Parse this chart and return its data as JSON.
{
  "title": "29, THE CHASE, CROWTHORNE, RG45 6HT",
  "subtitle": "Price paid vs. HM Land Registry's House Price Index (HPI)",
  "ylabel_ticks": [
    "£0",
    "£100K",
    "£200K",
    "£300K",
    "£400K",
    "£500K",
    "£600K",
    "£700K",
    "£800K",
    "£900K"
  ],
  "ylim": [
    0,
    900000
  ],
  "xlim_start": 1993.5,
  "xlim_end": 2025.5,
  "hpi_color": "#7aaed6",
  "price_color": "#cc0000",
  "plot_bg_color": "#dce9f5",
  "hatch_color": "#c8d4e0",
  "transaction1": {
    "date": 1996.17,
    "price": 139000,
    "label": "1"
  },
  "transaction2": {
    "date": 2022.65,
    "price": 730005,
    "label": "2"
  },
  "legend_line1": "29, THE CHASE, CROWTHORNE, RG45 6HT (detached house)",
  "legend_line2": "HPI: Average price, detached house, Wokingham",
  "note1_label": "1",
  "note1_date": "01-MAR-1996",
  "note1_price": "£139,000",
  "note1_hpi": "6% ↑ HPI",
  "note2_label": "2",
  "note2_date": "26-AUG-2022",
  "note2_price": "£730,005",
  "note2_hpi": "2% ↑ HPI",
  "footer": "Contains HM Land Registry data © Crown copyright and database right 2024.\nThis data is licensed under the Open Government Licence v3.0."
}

#### SET EXERCISE
Write the listing out again, exactly as shown above.

#### RESPONSE
Parse this chart and return its data as JSON.
{
  "title": "29, THE CHASE, CROWTHORNE, RG45 6HT",
  "subtitle": "Price paid vs. HM Land Registry's House Price Index (HPI)",
  "ylabel_ticks": [
    "£0",
    "£100K",
    "£200K",
    "£300K",
    "£400K",
    "£500K",
    "£600K",
    "£700K",
    "£800K",
    "£900K"
  ],
  "ylim": [
    0,
    900000
  ],
  "xlim_start": 1993.5,
  "xlim_end": 2025.5,
  "hpi_color": "#7aaed6",
  "price_color": "#cc0000",
  "plot_bg_color": "#dce9f5",
  "hatch_color": "#c8d4e0",
  "transaction1": {
    "date": 1996.17,
    "price": 139000,
    "label": "1"
  },
  "transaction2": {
    "date": 2022.65,
    "price": 730005,
    "label": "2"
  },
  "legend_line1": "29, THE CHASE, CROWTHORNE, RG45 6HT (detached house)",
  "legend_line2": "HPI: Average price, detached house, Wokingham",
  "note1_label": "1",
  "note1_date": "01-MAR-1996",
  "note1_price": "£139,000",
  "note1_hpi": "6% ↑ HPI",
  "note2_label": "2",
  "note2_date": "26-AUG-2022",
  "note2_price": "£730,005",
  "note2_hpi": "2% ↑ HPI",
  "footer": "Contains HM Land Registry data © Crown copyright and database right 2024.\nThis data is licensed under the Open Government Licence v3.0."
}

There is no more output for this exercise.